_The problem:_ Output every entry exactly as given.

_Material supplied:_
____
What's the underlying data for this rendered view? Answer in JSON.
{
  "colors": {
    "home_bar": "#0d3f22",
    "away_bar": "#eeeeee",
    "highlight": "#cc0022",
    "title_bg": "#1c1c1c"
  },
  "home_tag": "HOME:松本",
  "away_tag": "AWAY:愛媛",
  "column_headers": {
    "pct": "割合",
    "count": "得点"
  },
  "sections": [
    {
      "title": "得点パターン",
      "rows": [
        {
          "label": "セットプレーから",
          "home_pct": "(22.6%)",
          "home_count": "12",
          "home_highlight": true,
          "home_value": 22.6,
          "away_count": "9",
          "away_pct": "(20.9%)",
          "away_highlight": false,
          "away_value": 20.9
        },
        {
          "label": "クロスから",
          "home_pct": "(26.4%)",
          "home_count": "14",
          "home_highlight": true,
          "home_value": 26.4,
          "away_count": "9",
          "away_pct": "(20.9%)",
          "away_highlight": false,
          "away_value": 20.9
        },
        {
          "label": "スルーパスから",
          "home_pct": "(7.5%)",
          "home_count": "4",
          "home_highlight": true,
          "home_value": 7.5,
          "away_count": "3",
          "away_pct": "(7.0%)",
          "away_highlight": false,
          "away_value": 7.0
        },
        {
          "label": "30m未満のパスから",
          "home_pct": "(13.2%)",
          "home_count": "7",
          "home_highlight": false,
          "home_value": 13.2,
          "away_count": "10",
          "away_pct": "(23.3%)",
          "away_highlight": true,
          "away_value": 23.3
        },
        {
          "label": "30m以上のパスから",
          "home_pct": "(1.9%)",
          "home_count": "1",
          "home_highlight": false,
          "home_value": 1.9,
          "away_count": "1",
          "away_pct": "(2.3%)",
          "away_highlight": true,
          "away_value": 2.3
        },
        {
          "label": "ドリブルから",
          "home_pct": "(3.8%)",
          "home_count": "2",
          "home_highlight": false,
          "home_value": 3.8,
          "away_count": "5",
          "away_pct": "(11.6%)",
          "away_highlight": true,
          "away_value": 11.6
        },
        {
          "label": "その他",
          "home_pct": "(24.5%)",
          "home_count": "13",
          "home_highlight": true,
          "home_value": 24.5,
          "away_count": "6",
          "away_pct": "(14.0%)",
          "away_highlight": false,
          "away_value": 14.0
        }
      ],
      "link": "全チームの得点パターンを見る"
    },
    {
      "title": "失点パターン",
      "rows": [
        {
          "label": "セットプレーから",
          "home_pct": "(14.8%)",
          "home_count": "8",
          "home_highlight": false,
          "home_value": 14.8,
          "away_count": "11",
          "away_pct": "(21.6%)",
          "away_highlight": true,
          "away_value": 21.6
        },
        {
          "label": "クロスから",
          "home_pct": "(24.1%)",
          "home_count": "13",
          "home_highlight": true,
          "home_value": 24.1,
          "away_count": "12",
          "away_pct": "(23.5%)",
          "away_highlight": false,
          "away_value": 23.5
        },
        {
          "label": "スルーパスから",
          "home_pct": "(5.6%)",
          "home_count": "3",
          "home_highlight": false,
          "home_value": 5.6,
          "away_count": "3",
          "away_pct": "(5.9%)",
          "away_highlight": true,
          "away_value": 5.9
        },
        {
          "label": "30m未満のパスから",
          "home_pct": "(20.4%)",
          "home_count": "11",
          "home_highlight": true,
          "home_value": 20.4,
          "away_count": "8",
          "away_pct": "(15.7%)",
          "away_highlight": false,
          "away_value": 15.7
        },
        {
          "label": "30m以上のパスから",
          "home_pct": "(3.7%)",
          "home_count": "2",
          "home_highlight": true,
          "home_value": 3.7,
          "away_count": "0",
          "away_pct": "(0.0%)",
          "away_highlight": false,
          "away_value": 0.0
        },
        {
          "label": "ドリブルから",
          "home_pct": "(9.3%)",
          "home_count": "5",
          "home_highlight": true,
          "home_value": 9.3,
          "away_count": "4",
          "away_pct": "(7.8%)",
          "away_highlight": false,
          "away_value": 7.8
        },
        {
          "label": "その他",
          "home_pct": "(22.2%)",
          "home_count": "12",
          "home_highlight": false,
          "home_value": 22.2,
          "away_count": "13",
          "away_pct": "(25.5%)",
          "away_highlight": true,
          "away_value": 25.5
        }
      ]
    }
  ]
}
____
_Output of the task:_
What's the underlying data for this rendered view? Answer in JSON.
{
  "colors": {
    "home_bar": "#0d3f22",
    "away_bar": "#eeeeee",
    "highlight": "#cc0022",
    "title_bg": "#1c1c1c"
  },
  "home_tag": "HOME:松本",
  "away_tag": "AWAY:愛媛",
  "column_headers": {
    "pct": "割合",
    "count": "得点"
  },
  "sections": [
    {
      "title": "得点パターン",
      "rows": [
        {
          "label": "セットプレーから",
          "home_pct": "(22.6%)",
          "home_count": "12",
          "home_highlight": true,
          "home_value": 22.6,
          "away_count": "9",
          "away_pct": "(20.9%)",
          "away_highlight": false,
          "away_value": 20.9
        },
        {
          "label": "クロスから",
          "home_pct": "(26.4%)",
          "home_count": "14",
          "home_highlight": true,
          "home_value": 26.4,
          "away_count": "9",
          "away_pct": "(20.9%)",
          "away_highlight": false,
          "away_value": 20.9
        },
        {
          "label": "スルーパスから",
          "home_pct": "(7.5%)",
          "home_count": "4",
          "home_highlight": true,
          "home_value": 7.5,
          "away_count": "3",
          "away_pct": "(7.0%)",
          "away_highlight": false,
          "away_value": 7.0
        },
        {
          "label": "30m未満のパスから",
          "home_pct": "(13.2%)",
          "home_count": "7",
          "home_highlight": false,
          "home_value": 13.2,
          "away_count": "10",
          "away_pct": "(23.3%)",
          "away_highlight": true,
          "away_value": 23.3
        },
        {
          "label": "30m以上のパスから",
          "home_pct": "(1.9%)",
          "home_count": "1",
          "home_highlight": false,
          "home_value": 1.9,
          "away_count": "1",
          "away_pct": "(2.3%)",
          "away_highlight": true,
          "away_value": 2.3
        },
        {
          "label": "ドリブルから",
          "home_pct": "(3.8%)",
          "home_count": "2",
          "home_highlight": false,
          "home_value": 3.8,
          "away_count": "5",
          "away_pct": "(11.6%)",
          "away_highlight": true,
          "away_value": 11.6
        },
        {
          "label": "その他",
          "home_pct": "(24.5%)",
          "home_count": "13",
          "home_highlight": true,
          "home_value": 24.5,
          "away_count": "6",
          "away_pct": "(14.0%)",
          "away_highlight": false,
          "away_value": 14.0
        }
      ],
      "link": "全チームの得点パターンを見る"
    },
    {
      "title": "失点パターン",
      "rows": [
        {
          "label": "セットプレーから",
          "home_pct": "(14.8%)",
          "home_count": "8",
          "home_highlight": false,
          "home_value": 14.8,
          "away_count": "11",
          "away_pct": "(21.6%)",
          "away_highlight": true,
          "away_value": 21.6
        },
        {
          "label": "クロスから",
          "home_pct": "(24.1%)",
          "home_count": "13",
          "home_highlight": true,
          "home_value": 24.1,
          "away_count": "12",
          "away_pct": "(23.5%)",
          "away_highlight": false,
          "away_value": 23.5
        },
        {
          "label": "スルーパスから",
          "home_pct": "(5.6%)",
          "home_count": "3",
          "home_highlight": false,
          "home_value": 5.6,
          "away_count": "3",
          "away_pct": "(5.9%)",
          "away_highlight": true,
          "away_value": 5.9
        },
        {
          "label": "30m未満のパスから",
          "home_pct": "(20.4%)",
          "home_count": "11",
          "home_highlight": true,
          "home_value": 20.4,
          "away_count": "8",
          "away_pct": "(15.7%)",
          "away_highlight": false,
          "away_value": 15.7
        },
        {
          "label": "30m以上のパスから",
          "home_pct": "(3.7%)",
          "home_count": "2",
          "home_highlight": true,
          "home_value": 3.7,
          "away_count": "0",
          "away_pct": "(0.0%)",
          "away_highlight": false,
          "away_value": 0.0
        },
        {
          "label": "ドリブルから",
          "home_pct": "(9.3%)",
          "home_count": "5",
          "home_highlight": true,
          "home_value": 9.3,
          "away_count": "4",
          "away_pct": "(7.8%)",
          "away_highlight": false,
          "away_value": 7.8
        },
        {
          "label": "その他",
          "home_pct": "(22.2%)",
          "home_count": "12",
          "home_highlight": false,
          "home_value": 22.2,
          "away_count": "13",
          "away_pct": "(25.5%)",
          "away_highlight": true,
          "away_value": 25.5
        }
      ]
    }
  ]
}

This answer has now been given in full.